Write out each line word for word. Drop pictures.

──────

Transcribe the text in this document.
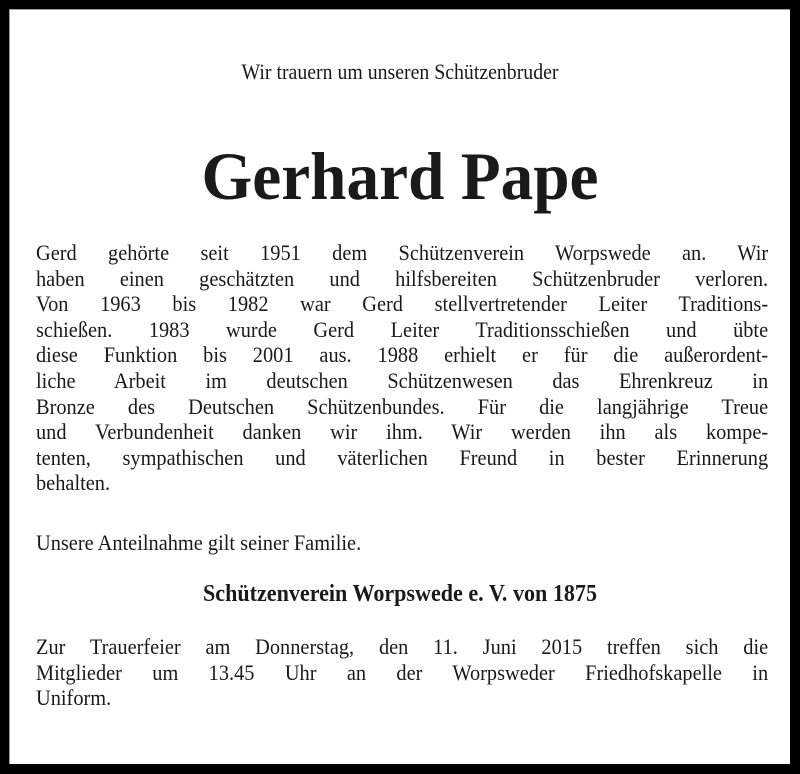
Wir trauern um unseren Schützenbruder
Gerhard Pape
Gerd gehörte seit 1951 dem Schützenverein Worpswede an. Wir
haben einen geschätzten und hilfsbereiten Schützenbruder verloren.
Von 1963 bis 1982 war Gerd stellvertretender Leiter Traditions-
schießen. 1983 wurde Gerd Leiter Traditionsschießen und übte
diese Funktion bis 2001 aus. 1988 erhielt er für die außerordent-
liche Arbeit im deutschen Schützenwesen das Ehrenkreuz in
Bronze des Deutschen Schützenbundes. Für die langjährige Treue
und Verbundenheit danken wir ihm. Wir werden ihn als kompe-
tenten, sympathischen und väterlichen Freund in bester Erinnerung
behalten.
Unsere Anteilnahme gilt seiner Familie.
Schützenverein Worpswede e. V. von 1875
Zur Trauerfeier am Donnerstag, den 11. Juni 2015 treffen sich die
Mitglieder um 13.45 Uhr an der Worpsweder Friedhofskapelle in
Uniform.
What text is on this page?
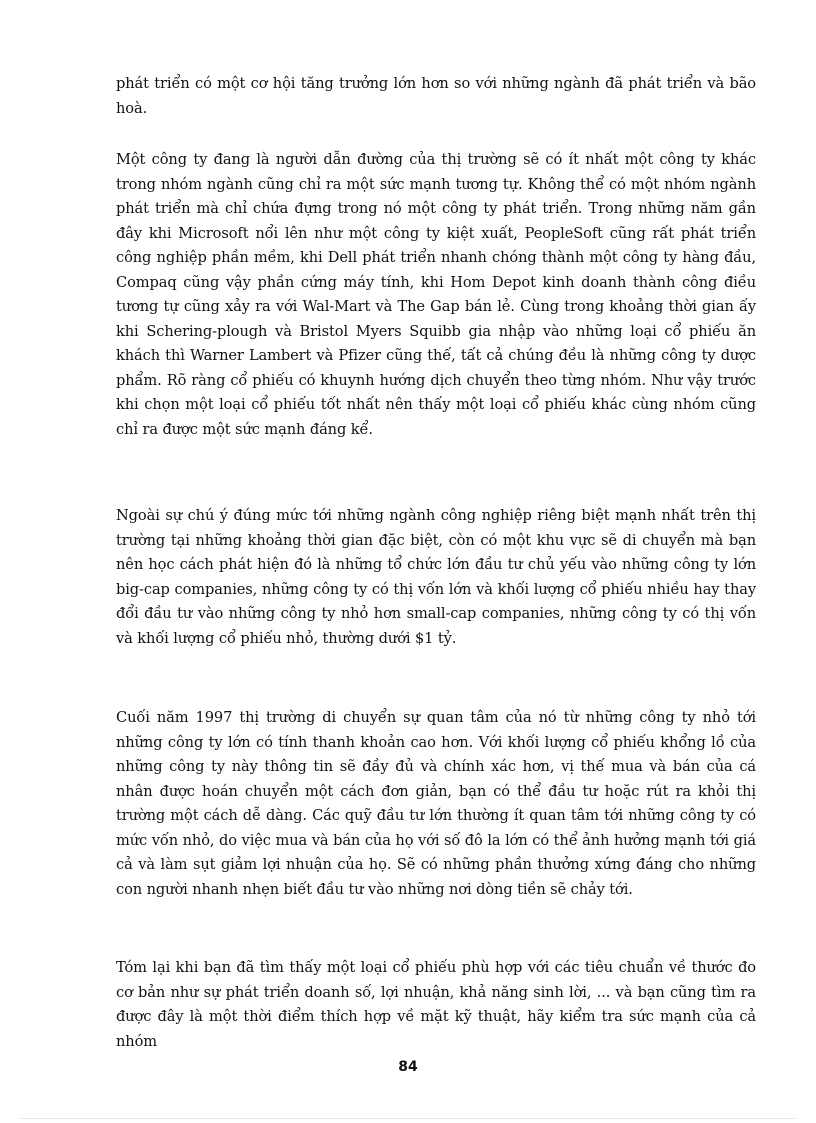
phát triển có một cơ hội tăng trưởng lớn hơn so với những ngành đã phát triển và bão hoà.

Một công ty đang là người dẫn đường của thị trường sẽ có ít nhất một công ty khác trong nhóm ngành cũng chỉ ra một sức mạnh tương tự. Không thể có một nhóm ngành phát triển mà chỉ chứa đựng trong nó một công ty phát triển. Trong những năm gần đây khi Microsoft nổi lên như một công ty kiệt xuất, PeopleSoft cũng rất phát triển công nghiệp phần mềm, khi Dell phát triển nhanh chóng thành một công ty hàng đầu, Compaq cũng vậy phần cứng máy tính, khi Hom Depot kinh doanh thành công điều tương tự cũng xảy ra với Wal-Mart và The Gap bán lẻ. Cùng trong khoảng thời gian ấy khi Schering-plough và Bristol Myers Squibb gia nhập vào những loại cổ phiếu ăn khách thì Warner Lambert và Pfizer cũng thế, tất cả chúng đều là những công ty dược phẩm. Rõ ràng cổ phiếu có khuynh hướng dịch chuyển theo từng nhóm. Như vậy trước khi chọn một loại cổ phiếu tốt nhất nên thấy một loại cổ phiếu khác cùng nhóm cũng chỉ ra được một sức mạnh đáng kể.

Ngoài sự chú ý đúng mức tới những ngành công nghiệp riêng biệt mạnh nhất trên thị trường tại những khoảng thời gian đặc biệt, còn có một khu vực sẽ di chuyển mà bạn nên học cách phát hiện đó là những tổ chức lớn đầu tư chủ yếu vào những công ty lớn big-cap companies, những công ty có thị vốn lớn và khối lượng cổ phiếu nhiều hay thay đổi đầu tư vào những công ty nhỏ hơn small-cap companies, những công ty có thị vốn và khối lượng cổ phiếu nhỏ, thường dưới $1 tỷ.

Cuối năm 1997 thị trường di chuyển sự quan tâm của nó từ những công ty nhỏ tới những công ty lớn có tính thanh khoản cao hơn. Với khối lượng cổ phiếu khổng lồ của những công ty này thông tin sẽ đầy đủ và chính xác hơn, vị thế mua và bán của cá nhân được hoán chuyển một cách đơn giản, bạn có thể đầu tư hoặc rút ra khỏi thị trường một cách dễ dàng. Các quỹ đầu tư lớn thường ít quan tâm tới những công ty có mức vốn nhỏ, do việc mua và bán của họ với số đô la lớn có thể ảnh hưởng mạnh tới giá cả và làm sụt giảm lợi nhuận của họ. Sẽ có những phần thưởng xứng đáng cho những con người nhanh nhẹn biết đầu tư vào những nơi dòng tiền sẽ chảy tới.

Tóm lại khi bạn đã tìm thấy một loại cổ phiếu phù hợp với các tiêu chuẩn về thước đo cơ bản như sự phát triển doanh số, lợi nhuận, khả năng sinh lời, ... và bạn cũng tìm ra được đây là một thời điểm thích hợp về mặt kỹ thuật, hãy kiểm tra sức mạnh của cả nhóm

84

──────

■ Final result:
Transcribe the text in this document.
Wir trauern um unseren Schützenbruder
Gerhard Pape
Gerd gehörte seit 1951 dem Schützenverein Worpswede an. Wir
haben einen geschätzten und hilfsbereiten Schützenbruder verloren.
Von 1963 bis 1982 war Gerd stellvertretender Leiter Traditions-
schießen. 1983 wurde Gerd Leiter Traditionsschießen und übte
diese Funktion bis 2001 aus. 1988 erhielt er für die außerordent-
liche Arbeit im deutschen Schützenwesen das Ehrenkreuz in
Bronze des Deutschen Schützenbundes. Für die langjährige Treue
und Verbundenheit danken wir ihm. Wir werden ihn als kompe-
tenten, sympathischen und väterlichen Freund in bester Erinnerung
behalten.
Unsere Anteilnahme gilt seiner Familie.
Schützenverein Worpswede e. V. von 1875
Zur Trauerfeier am Donnerstag, den 11. Juni 2015 treffen sich die
Mitglieder um 13.45 Uhr an der Worpsweder Friedhofskapelle in
Uniform.
What text is on this page?
phát triển có một cơ hội tăng trưởng lớn hơn so với những ngành đã phát triển và bão hoà.

Một công ty đang là người dẫn đường của thị trường sẽ có ít nhất một công ty khác trong nhóm ngành cũng chỉ ra một sức mạnh tương tự. Không thể có một nhóm ngành phát triển mà chỉ chứa đựng trong nó một công ty phát triển. Trong những năm gần đây khi Microsoft nổi lên như một công ty kiệt xuất, PeopleSoft cũng rất phát triển công nghiệp phần mềm, khi Dell phát triển nhanh chóng thành một công ty hàng đầu, Compaq cũng vậy phần cứng máy tính, khi Hom Depot kinh doanh thành công điều tương tự cũng xảy ra với Wal-Mart và The Gap bán lẻ. Cùng trong khoảng thời gian ấy khi Schering-plough và Bristol Myers Squibb gia nhập vào những loại cổ phiếu ăn khách thì Warner Lambert và Pfizer cũng thế, tất cả chúng đều là những công ty dược phẩm. Rõ ràng cổ phiếu có khuynh hướng dịch chuyển theo từng nhóm. Như vậy trước khi chọn một loại cổ phiếu tốt nhất nên thấy một loại cổ phiếu khác cùng nhóm cũng chỉ ra được một sức mạnh đáng kể.

Ngoài sự chú ý đúng mức tới những ngành công nghiệp riêng biệt mạnh nhất trên thị trường tại những khoảng thời gian đặc biệt, còn có một khu vực sẽ di chuyển mà bạn nên học cách phát hiện đó là những tổ chức lớn đầu tư chủ yếu vào những công ty lớn big-cap companies, những công ty có thị vốn lớn và khối lượng cổ phiếu nhiều hay thay đổi đầu tư vào những công ty nhỏ hơn small-cap companies, những công ty có thị vốn và khối lượng cổ phiếu nhỏ, thường dưới $1 tỷ.

Cuối năm 1997 thị trường di chuyển sự quan tâm của nó từ những công ty nhỏ tới những công ty lớn có tính thanh khoản cao hơn. Với khối lượng cổ phiếu khổng lồ của những công ty này thông tin sẽ đầy đủ và chính xác hơn, vị thế mua và bán của cá nhân được hoán chuyển một cách đơn giản, bạn có thể đầu tư hoặc rút ra khỏi thị trường một cách dễ dàng. Các quỹ đầu tư lớn thường ít quan tâm tới những công ty có mức vốn nhỏ, do việc mua và bán của họ với số đô la lớn có thể ảnh hưởng mạnh tới giá cả và làm sụt giảm lợi nhuận của họ. Sẽ có những phần thưởng xứng đáng cho những con người nhanh nhẹn biết đầu tư vào những nơi dòng tiền sẽ chảy tới.

Tóm lại khi bạn đã tìm thấy một loại cổ phiếu phù hợp với các tiêu chuẩn về thước đo cơ bản như sự phát triển doanh số, lợi nhuận, khả năng sinh lời, ... và bạn cũng tìm ra được đây là một thời điểm thích hợp về mặt kỹ thuật, hãy kiểm tra sức mạnh của cả nhóm

84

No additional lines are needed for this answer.